**Stated goal:** Find how many lines contain the word "Siegern" and state that number alone.

---------- Records supplied ----------

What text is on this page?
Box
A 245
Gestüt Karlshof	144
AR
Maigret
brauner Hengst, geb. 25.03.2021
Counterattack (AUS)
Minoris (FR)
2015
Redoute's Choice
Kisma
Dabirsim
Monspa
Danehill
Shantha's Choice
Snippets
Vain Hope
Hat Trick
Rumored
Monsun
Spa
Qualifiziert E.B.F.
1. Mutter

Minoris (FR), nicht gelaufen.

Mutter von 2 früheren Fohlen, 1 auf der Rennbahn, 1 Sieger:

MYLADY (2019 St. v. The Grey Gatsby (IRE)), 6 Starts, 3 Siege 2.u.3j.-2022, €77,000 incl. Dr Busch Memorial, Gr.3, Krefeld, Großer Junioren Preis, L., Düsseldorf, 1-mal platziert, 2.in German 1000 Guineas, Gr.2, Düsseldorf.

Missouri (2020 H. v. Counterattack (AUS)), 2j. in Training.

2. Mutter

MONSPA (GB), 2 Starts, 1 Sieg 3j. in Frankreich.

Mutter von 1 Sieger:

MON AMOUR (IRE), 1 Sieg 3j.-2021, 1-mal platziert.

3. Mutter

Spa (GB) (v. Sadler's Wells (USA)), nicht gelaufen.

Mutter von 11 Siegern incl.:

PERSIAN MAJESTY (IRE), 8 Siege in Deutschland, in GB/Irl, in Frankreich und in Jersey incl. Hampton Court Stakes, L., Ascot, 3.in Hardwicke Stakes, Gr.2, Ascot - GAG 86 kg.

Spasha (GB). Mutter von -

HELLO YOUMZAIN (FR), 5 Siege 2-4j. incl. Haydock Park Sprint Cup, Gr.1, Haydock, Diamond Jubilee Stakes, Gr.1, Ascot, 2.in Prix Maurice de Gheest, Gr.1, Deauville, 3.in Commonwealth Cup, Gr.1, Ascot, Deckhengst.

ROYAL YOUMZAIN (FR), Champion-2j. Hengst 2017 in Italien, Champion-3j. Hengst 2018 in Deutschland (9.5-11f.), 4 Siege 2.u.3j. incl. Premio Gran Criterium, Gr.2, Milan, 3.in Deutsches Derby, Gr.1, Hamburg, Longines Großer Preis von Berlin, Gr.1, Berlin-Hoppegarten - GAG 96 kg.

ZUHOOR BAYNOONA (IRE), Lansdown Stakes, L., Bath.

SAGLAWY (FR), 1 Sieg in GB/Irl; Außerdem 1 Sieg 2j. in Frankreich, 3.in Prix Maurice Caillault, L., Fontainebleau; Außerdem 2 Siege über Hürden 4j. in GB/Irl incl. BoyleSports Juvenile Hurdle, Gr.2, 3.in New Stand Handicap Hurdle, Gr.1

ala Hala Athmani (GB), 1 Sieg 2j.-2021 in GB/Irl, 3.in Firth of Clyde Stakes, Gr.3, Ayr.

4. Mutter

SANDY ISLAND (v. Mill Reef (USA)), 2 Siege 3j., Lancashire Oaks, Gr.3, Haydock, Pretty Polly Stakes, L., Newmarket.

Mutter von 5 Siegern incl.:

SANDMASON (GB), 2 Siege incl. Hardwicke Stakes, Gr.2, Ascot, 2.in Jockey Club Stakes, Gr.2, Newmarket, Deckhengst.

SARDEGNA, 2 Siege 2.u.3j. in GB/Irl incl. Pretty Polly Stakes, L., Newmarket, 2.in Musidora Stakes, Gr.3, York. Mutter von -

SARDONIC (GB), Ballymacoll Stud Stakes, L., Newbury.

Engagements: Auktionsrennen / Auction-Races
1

----------

**Exercise answer:** 2